PROMPT >> Skip the pictures and quote all of the lines exactly.

Figure dataset records
[start]
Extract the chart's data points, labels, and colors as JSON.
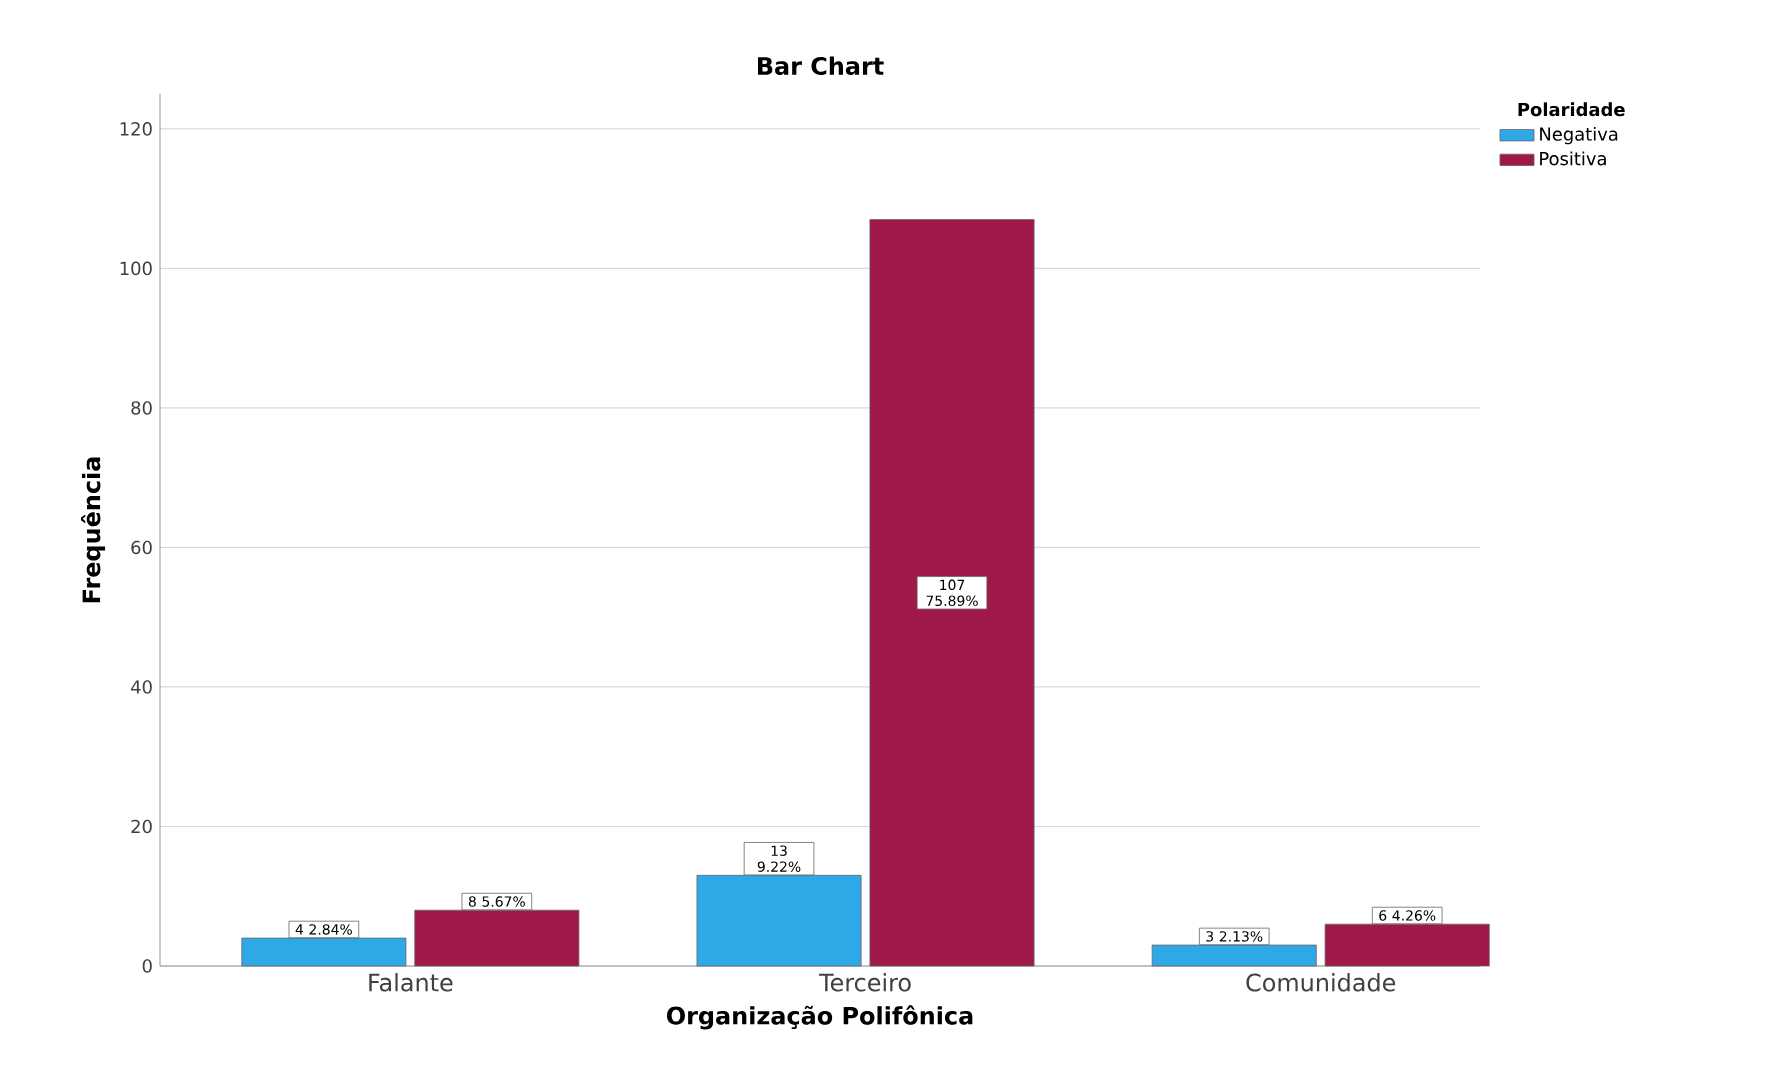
{
  "chart_data": {
    "type": "bar",
    "title": "Bar Chart",
    "xlabel": "Organização Polifônica",
    "ylabel": "Frequência",
    "legend_title": "Polaridade",
    "legend": "top right",
    "grid": "y",
    "categories": [
      "Falante",
      "Terceiro",
      "Comunidade"
    ],
    "series": [
      {
        "name": "Negativa",
        "color": "#2fa8e8",
        "values": [
          4,
          13,
          3
        ],
        "value_labels": [
          "4 2.84%",
          "13 9.22%",
          "3 2.13%"
        ]
      },
      {
        "name": "Positiva",
        "color": "#a0174a",
        "values": [
          8,
          107,
          6
        ],
        "value_labels": [
          "8 5.67%",
          "107 75.89%",
          "6 4.26%"
        ]
      }
    ],
    "ylim": [
      0,
      125
    ],
    "yticks": [
      0,
      20,
      40,
      60,
      80,
      100,
      120
    ]
  }
}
[end]
RESPONSE >>
Extract the chart's data points, labels, and colors as JSON.
{
  "chart_data": {
    "type": "bar",
    "title": "Bar Chart",
    "xlabel": "Organização Polifônica",
    "ylabel": "Frequência",
    "legend_title": "Polaridade",
    "legend": "top right",
    "grid": "y",
    "categories": [
      "Falante",
      "Terceiro",
      "Comunidade"
    ],
    "series": [
      {
        "name": "Negativa",
        "color": "#2fa8e8",
        "values": [
          4,
          13,
          3
        ],
        "value_labels": [
          "4 2.84%",
          "13 9.22%",
          "3 2.13%"
        ]
      },
      {
        "name": "Positiva",
        "color": "#a0174a",
        "values": [
          8,
          107,
          6
        ],
        "value_labels": [
          "8 5.67%",
          "107 75.89%",
          "6 4.26%"
        ]
      }
    ],
    "ylim": [
      0,
      125
    ],
    "yticks": [
      0,
      20,
      40,
      60,
      80,
      100,
      120
    ]
  }
}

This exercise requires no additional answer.